(Task directions) Go line by line through the data and copy those with the word "Normal".

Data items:
-=-=-=-=-

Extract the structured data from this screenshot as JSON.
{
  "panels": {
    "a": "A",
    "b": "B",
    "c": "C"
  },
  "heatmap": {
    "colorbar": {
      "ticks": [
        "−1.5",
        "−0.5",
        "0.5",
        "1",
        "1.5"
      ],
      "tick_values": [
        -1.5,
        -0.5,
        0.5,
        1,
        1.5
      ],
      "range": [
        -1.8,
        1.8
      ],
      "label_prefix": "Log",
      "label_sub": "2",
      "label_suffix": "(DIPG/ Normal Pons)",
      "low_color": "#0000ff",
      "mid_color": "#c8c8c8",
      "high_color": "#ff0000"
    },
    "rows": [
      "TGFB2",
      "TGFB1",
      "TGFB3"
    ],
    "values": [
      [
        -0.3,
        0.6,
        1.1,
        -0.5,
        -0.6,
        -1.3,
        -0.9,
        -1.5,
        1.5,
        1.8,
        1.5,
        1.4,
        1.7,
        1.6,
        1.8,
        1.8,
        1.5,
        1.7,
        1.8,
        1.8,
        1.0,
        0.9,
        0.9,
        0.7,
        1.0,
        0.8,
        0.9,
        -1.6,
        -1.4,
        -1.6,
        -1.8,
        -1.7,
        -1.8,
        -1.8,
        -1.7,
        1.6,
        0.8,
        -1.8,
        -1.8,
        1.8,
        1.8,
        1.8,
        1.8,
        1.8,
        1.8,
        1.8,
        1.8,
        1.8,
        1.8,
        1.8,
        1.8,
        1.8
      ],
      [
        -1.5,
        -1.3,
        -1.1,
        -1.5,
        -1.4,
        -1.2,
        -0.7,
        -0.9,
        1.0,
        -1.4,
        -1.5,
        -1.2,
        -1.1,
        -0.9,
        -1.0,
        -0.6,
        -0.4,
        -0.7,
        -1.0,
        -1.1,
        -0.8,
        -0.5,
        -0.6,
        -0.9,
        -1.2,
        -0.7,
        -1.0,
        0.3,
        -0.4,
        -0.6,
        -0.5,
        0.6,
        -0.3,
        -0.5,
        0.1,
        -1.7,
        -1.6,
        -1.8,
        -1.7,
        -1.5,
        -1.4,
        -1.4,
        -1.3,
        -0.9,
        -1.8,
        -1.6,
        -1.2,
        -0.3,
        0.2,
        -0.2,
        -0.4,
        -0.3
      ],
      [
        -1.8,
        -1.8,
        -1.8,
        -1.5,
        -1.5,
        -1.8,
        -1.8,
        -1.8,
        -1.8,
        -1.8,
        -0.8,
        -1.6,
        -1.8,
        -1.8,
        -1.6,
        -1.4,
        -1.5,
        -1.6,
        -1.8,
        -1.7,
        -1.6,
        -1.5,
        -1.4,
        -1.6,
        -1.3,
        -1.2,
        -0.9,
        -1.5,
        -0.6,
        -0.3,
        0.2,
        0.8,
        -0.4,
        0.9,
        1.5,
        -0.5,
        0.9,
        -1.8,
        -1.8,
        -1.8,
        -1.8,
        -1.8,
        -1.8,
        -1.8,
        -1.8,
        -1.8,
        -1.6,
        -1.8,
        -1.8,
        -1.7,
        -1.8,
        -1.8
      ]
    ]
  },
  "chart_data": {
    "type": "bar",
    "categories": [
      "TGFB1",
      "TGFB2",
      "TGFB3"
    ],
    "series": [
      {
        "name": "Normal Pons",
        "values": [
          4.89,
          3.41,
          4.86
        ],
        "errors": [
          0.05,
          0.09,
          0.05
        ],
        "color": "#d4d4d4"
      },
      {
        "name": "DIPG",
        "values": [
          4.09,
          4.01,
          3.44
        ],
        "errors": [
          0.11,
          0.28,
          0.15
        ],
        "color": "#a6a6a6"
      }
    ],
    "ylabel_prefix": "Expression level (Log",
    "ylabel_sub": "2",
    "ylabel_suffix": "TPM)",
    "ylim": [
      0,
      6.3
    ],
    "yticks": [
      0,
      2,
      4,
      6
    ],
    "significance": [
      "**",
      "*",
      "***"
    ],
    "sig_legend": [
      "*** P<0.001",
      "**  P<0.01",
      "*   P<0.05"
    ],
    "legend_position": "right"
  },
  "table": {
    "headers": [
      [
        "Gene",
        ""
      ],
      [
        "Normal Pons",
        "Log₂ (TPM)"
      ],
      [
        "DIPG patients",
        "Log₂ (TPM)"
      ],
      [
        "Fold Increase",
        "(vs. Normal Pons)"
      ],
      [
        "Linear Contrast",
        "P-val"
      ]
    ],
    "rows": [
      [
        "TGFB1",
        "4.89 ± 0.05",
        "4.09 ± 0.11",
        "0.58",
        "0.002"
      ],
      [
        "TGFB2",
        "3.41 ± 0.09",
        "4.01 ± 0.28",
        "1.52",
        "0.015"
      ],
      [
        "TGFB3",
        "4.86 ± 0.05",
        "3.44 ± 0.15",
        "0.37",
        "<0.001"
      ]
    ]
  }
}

-=-=-=-=-

(Final answer)
      "label_suffix": "(DIPG/ Normal Pons)",
        "name": "Normal Pons",
        "Normal Pons",
        "(vs. Normal Pons)"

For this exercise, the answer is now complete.